> [Records to process]:
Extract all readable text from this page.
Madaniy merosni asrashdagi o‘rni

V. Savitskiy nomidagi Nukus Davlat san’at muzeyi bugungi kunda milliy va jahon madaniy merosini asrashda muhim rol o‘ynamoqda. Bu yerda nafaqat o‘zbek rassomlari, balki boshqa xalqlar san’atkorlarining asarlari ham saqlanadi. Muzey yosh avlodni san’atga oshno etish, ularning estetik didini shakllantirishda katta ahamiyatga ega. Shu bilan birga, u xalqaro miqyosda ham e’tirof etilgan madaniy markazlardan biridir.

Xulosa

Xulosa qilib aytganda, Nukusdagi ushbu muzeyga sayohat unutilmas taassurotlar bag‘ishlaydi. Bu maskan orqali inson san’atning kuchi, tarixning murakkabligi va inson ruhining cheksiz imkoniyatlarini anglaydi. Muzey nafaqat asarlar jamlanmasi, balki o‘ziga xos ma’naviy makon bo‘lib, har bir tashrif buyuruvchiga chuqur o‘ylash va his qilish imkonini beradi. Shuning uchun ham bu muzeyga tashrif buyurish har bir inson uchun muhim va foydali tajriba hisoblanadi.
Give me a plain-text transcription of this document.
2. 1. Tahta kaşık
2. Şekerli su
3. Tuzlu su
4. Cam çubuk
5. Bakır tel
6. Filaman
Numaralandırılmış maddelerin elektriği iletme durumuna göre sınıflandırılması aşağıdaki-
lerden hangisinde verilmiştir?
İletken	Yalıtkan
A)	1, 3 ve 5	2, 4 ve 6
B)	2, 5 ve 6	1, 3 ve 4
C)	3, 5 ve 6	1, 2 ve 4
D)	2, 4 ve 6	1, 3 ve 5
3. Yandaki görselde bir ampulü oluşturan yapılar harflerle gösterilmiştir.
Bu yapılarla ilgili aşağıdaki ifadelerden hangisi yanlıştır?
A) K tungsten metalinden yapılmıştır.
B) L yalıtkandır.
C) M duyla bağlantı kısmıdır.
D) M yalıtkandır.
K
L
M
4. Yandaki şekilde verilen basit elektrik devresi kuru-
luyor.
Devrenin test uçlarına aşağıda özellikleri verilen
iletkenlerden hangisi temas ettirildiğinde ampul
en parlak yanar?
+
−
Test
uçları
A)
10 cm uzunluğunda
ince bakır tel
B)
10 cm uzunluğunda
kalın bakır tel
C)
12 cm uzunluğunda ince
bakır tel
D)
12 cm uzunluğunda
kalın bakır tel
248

> [Requirement]: Write out the complete set of records exactly as given.

> [Expected answer]:
Extract all readable text from this page.
Madaniy merosni asrashdagi o‘rni

V. Savitskiy nomidagi Nukus Davlat san’at muzeyi bugungi kunda milliy va jahon madaniy merosini asrashda muhim rol o‘ynamoqda. Bu yerda nafaqat o‘zbek rassomlari, balki boshqa xalqlar san’atkorlarining asarlari ham saqlanadi. Muzey yosh avlodni san’atga oshno etish, ularning estetik didini shakllantirishda katta ahamiyatga ega. Shu bilan birga, u xalqaro miqyosda ham e’tirof etilgan madaniy markazlardan biridir.

Xulosa

Xulosa qilib aytganda, Nukusdagi ushbu muzeyga sayohat unutilmas taassurotlar bag‘ishlaydi. Bu maskan orqali inson san’atning kuchi, tarixning murakkabligi va inson ruhining cheksiz imkoniyatlarini anglaydi. Muzey nafaqat asarlar jamlanmasi, balki o‘ziga xos ma’naviy makon bo‘lib, har bir tashrif buyuruvchiga chuqur o‘ylash va his qilish imkonini beradi. Shuning uchun ham bu muzeyga tashrif buyurish har bir inson uchun muhim va foydali tajriba hisoblanadi.
Give me a plain-text transcription of this document.
2. 1. Tahta kaşık
2. Şekerli su
3. Tuzlu su
4. Cam çubuk
5. Bakır tel
6. Filaman
Numaralandırılmış maddelerin elektriği iletme durumuna göre sınıflandırılması aşağıdaki-
lerden hangisinde verilmiştir?
İletken	Yalıtkan
A)	1, 3 ve 5	2, 4 ve 6
B)	2, 5 ve 6	1, 3 ve 4
C)	3, 5 ve 6	1, 2 ve 4
D)	2, 4 ve 6	1, 3 ve 5
3. Yandaki görselde bir ampulü oluşturan yapılar harflerle gösterilmiştir.
Bu yapılarla ilgili aşağıdaki ifadelerden hangisi yanlıştır?
A) K tungsten metalinden yapılmıştır.
B) L yalıtkandır.
C) M duyla bağlantı kısmıdır.
D) M yalıtkandır.
K
L
M
4. Yandaki şekilde verilen basit elektrik devresi kuru-
luyor.
Devrenin test uçlarına aşağıda özellikleri verilen
iletkenlerden hangisi temas ettirildiğinde ampul
en parlak yanar?
+
−
Test
uçları
A)
10 cm uzunluğunda
ince bakır tel
B)
10 cm uzunluğunda
kalın bakır tel
C)
12 cm uzunluğunda ince
bakır tel
D)
12 cm uzunluğunda
kalın bakır tel
248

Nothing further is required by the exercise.